#### [Provided records]

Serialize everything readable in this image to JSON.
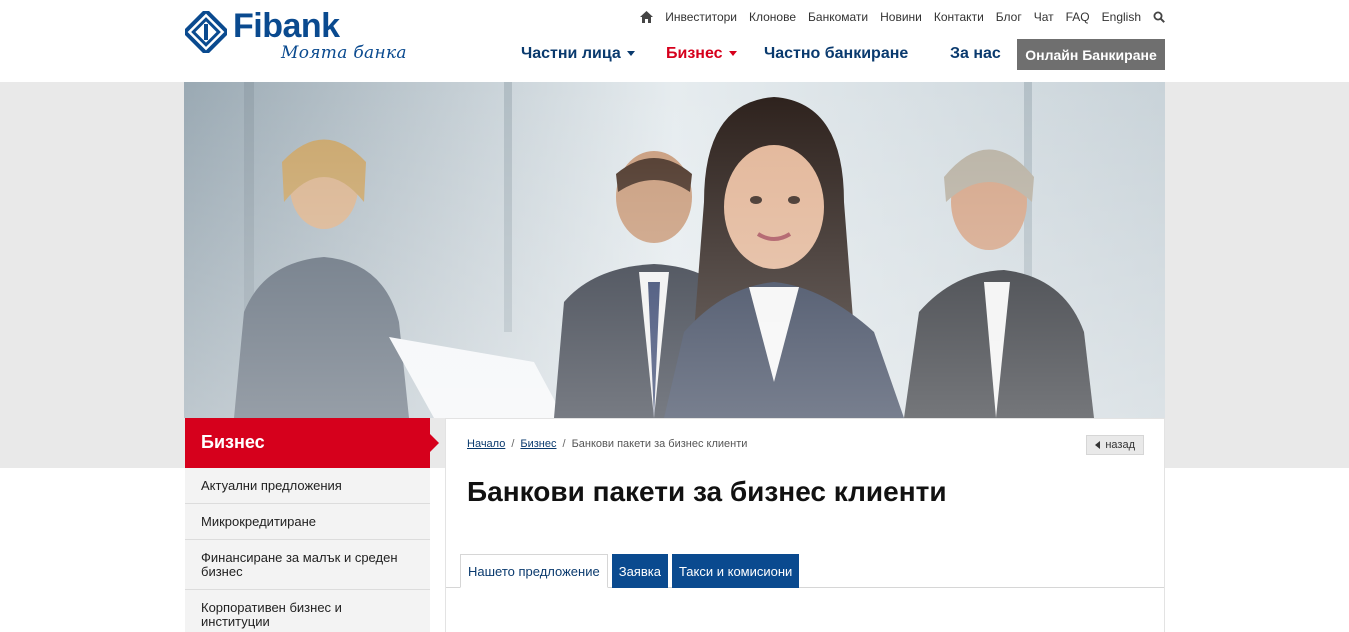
{
  "brand": {
    "name": "Fibank",
    "tagline": "Моята банка",
    "colors": {
      "primary": "#0a4a8f",
      "accent": "#d6001c",
      "online_button": "#6f6f6f"
    }
  },
  "topnav": {
    "home_icon": "home-icon",
    "items": [
      "Инвеститори",
      "Клонове",
      "Банкомати",
      "Новини",
      "Контакти",
      "Блог",
      "Чат",
      "FAQ",
      "English"
    ],
    "search_icon": "search-icon"
  },
  "mainnav": {
    "items": [
      {
        "label": "Частни лица",
        "has_dropdown": true,
        "active": false
      },
      {
        "label": "Бизнес",
        "has_dropdown": true,
        "active": true
      },
      {
        "label": "Частно банкиране",
        "has_dropdown": false,
        "active": false
      },
      {
        "label": "За нас",
        "has_dropdown": false,
        "active": false
      }
    ],
    "online_button": "Онлайн Банкиране"
  },
  "sidebar": {
    "title": "Бизнес",
    "items": [
      "Актуални предложения",
      "Микрокредитиране",
      "Финансиране за малък и среден бизнес",
      "Корпоративен бизнес и институции"
    ]
  },
  "content": {
    "breadcrumb": {
      "home": "Начало",
      "section": "Бизнес",
      "current": "Банкови пакети за бизнес клиенти"
    },
    "back_label": "назад",
    "title": "Банкови пакети за бизнес клиенти",
    "tabs": [
      "Нашето предложение",
      "Заявка",
      "Такси и комисиони"
    ],
    "active_tab": 0
  }
}
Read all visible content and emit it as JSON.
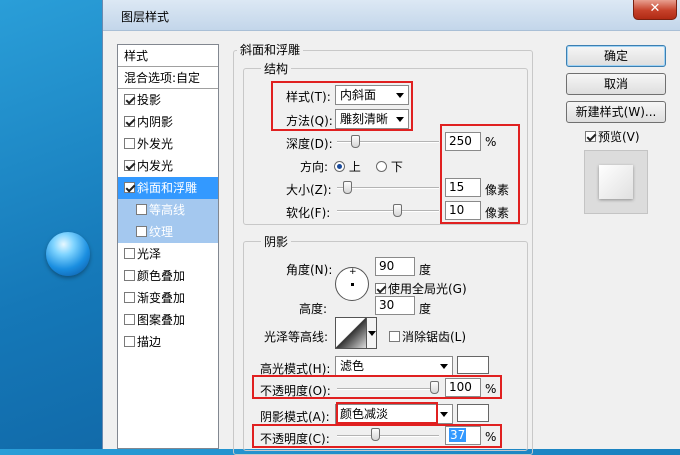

#### [Challenge]
Repeat the data exactly in full, omitting its pictures.

#### [Correct answer]
Serialize everything readable in this image to JSON.
{
  "brand": {
    "name": "Fibank",
    "tagline": "Моята банка",
    "colors": {
      "primary": "#0a4a8f",
      "accent": "#d6001c",
      "online_button": "#6f6f6f"
    }
  },
  "topnav": {
    "home_icon": "home-icon",
    "items": [
      "Инвеститори",
      "Клонове",
      "Банкомати",
      "Новини",
      "Контакти",
      "Блог",
      "Чат",
      "FAQ",
      "English"
    ],
    "search_icon": "search-icon"
  },
  "mainnav": {
    "items": [
      {
        "label": "Частни лица",
        "has_dropdown": true,
        "active": false
      },
      {
        "label": "Бизнес",
        "has_dropdown": true,
        "active": true
      },
      {
        "label": "Частно банкиране",
        "has_dropdown": false,
        "active": false
      },
      {
        "label": "За нас",
        "has_dropdown": false,
        "active": false
      }
    ],
    "online_button": "Онлайн Банкиране"
  },
  "sidebar": {
    "title": "Бизнес",
    "items": [
      "Актуални предложения",
      "Микрокредитиране",
      "Финансиране за малък и среден бизнес",
      "Корпоративен бизнес и институции"
    ]
  },
  "content": {
    "breadcrumb": {
      "home": "Начало",
      "section": "Бизнес",
      "current": "Банкови пакети за бизнес клиенти"
    },
    "back_label": "назад",
    "title": "Банкови пакети за бизнес клиенти",
    "tabs": [
      "Нашето предложение",
      "Заявка",
      "Такси и комисиони"
    ],
    "active_tab": 0
  }
}
Read all visible content and emit it as JSON.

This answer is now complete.